Short problem: Write out the full set of records exactly. Any pictures in them do not belong in the copy.

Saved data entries

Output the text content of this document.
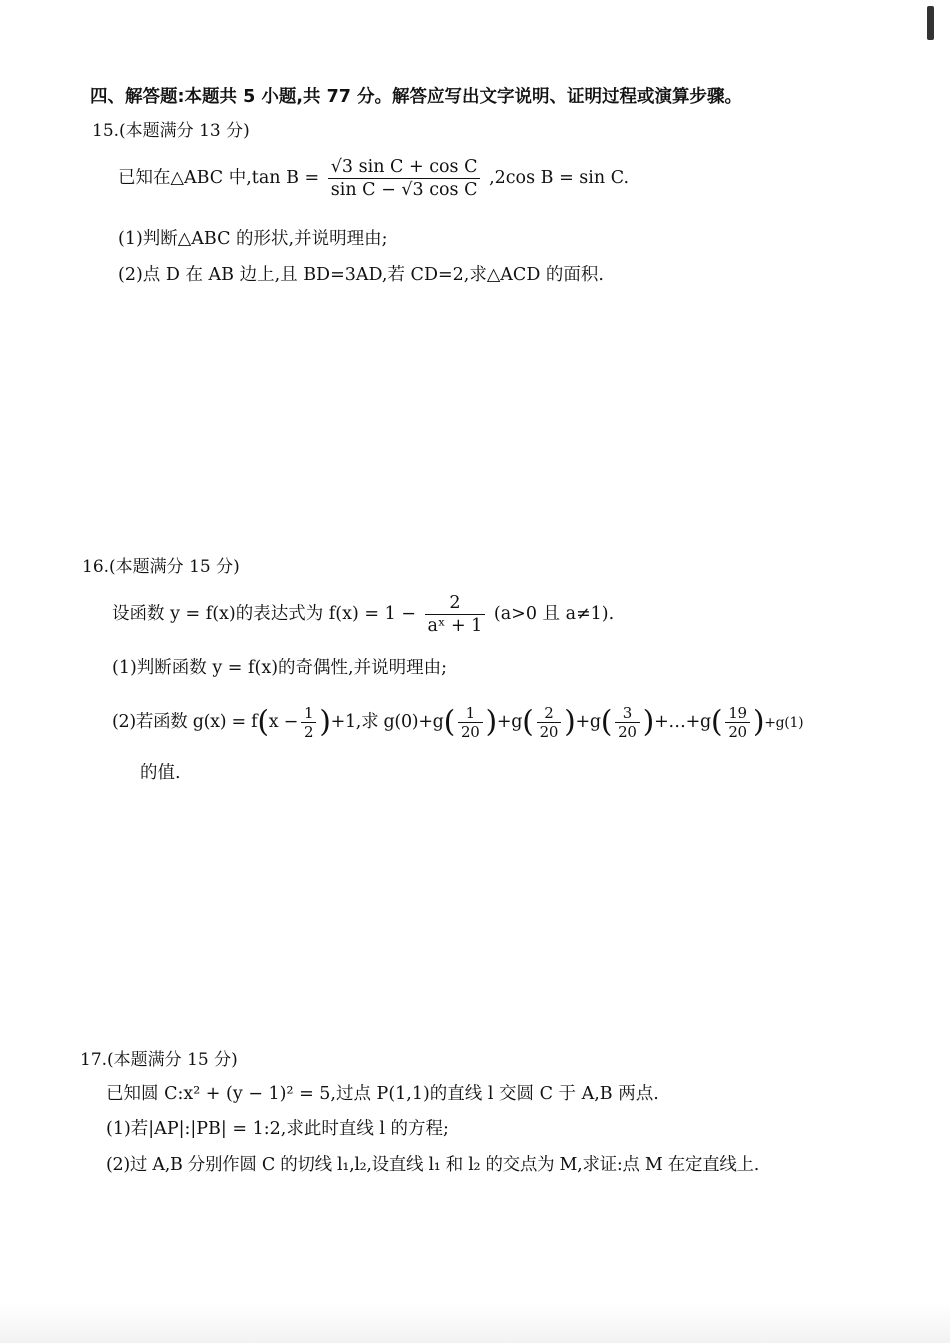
四、解答题:本题共 5 小题,共 77 分。解答应写出文字说明、证明过程或演算步骤。
15.(本题满分 13 分)
已知在△ABC 中,tan $B = \frac{\text{√3 sin C + cos C}}{\text{sin C − √3 cos C}} ,2\cos$ B = sin C.
(1)判断△ABC 的形状,并说明理由;
(2)点 D 在 AB 边上,且 BD=3AD,若 CD=2,求△ACD 的面积.
16.(本题满分 15 分)
设函数 y = f(x)的表达式为 $f(x) = 1 - \frac{2}{\text{aˣ + 1}} (a>0$ 且 a≠1).
(1)判断函数 y = f(x)的奇偶性,并说明理由;
(2)若函数 $g(x) = f(x - \frac{1}{2} )+1$,求 $g(0)+g( \frac{1}{20} )+g( \frac{2}{20} )+g( \frac{3}{20}$ )+…+g( $\frac{19}{20} )+g(1)$
的值.
17.(本题满分 15 分)
已知圆 C:x² + (y − 1)² = 5,过点 P(1,1)的直线 l 交圆 C 于 A,B 两点.
(1)若|AP|:|PB| = 1:2,求此时直线 l 的方程;
(2)过 A,B 分别作圆 C 的切线 l₁,l₂,设直线 l₁ 和 l₂ 的交点为 M,求证:点 M 在定直线上.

Task response:
Output the text content of this document.
四、解答题:本题共 5 小题,共 77 分。解答应写出文字说明、证明过程或演算步骤。
15.(本题满分 13 分)
已知在△ABC 中,tan $B = \frac{\text{√3 sin C + cos C}}{\text{sin C − √3 cos C}} ,2\cos$ B = sin C.
(1)判断△ABC 的形状,并说明理由;
(2)点 D 在 AB 边上,且 BD=3AD,若 CD=2,求△ACD 的面积.
16.(本题满分 15 分)
设函数 y = f(x)的表达式为 $f(x) = 1 - \frac{2}{\text{aˣ + 1}} (a>0$ 且 a≠1).
(1)判断函数 y = f(x)的奇偶性,并说明理由;
(2)若函数 $g(x) = f(x - \frac{1}{2} )+1$,求 $g(0)+g( \frac{1}{20} )+g( \frac{2}{20} )+g( \frac{3}{20}$ )+…+g( $\frac{19}{20} )+g(1)$
的值.
17.(本题满分 15 分)
已知圆 C:x² + (y − 1)² = 5,过点 P(1,1)的直线 l 交圆 C 于 A,B 两点.
(1)若|AP|:|PB| = 1:2,求此时直线 l 的方程;
(2)过 A,B 分别作圆 C 的切线 l₁,l₂,设直线 l₁ 和 l₂ 的交点为 M,求证:点 M 在定直线上.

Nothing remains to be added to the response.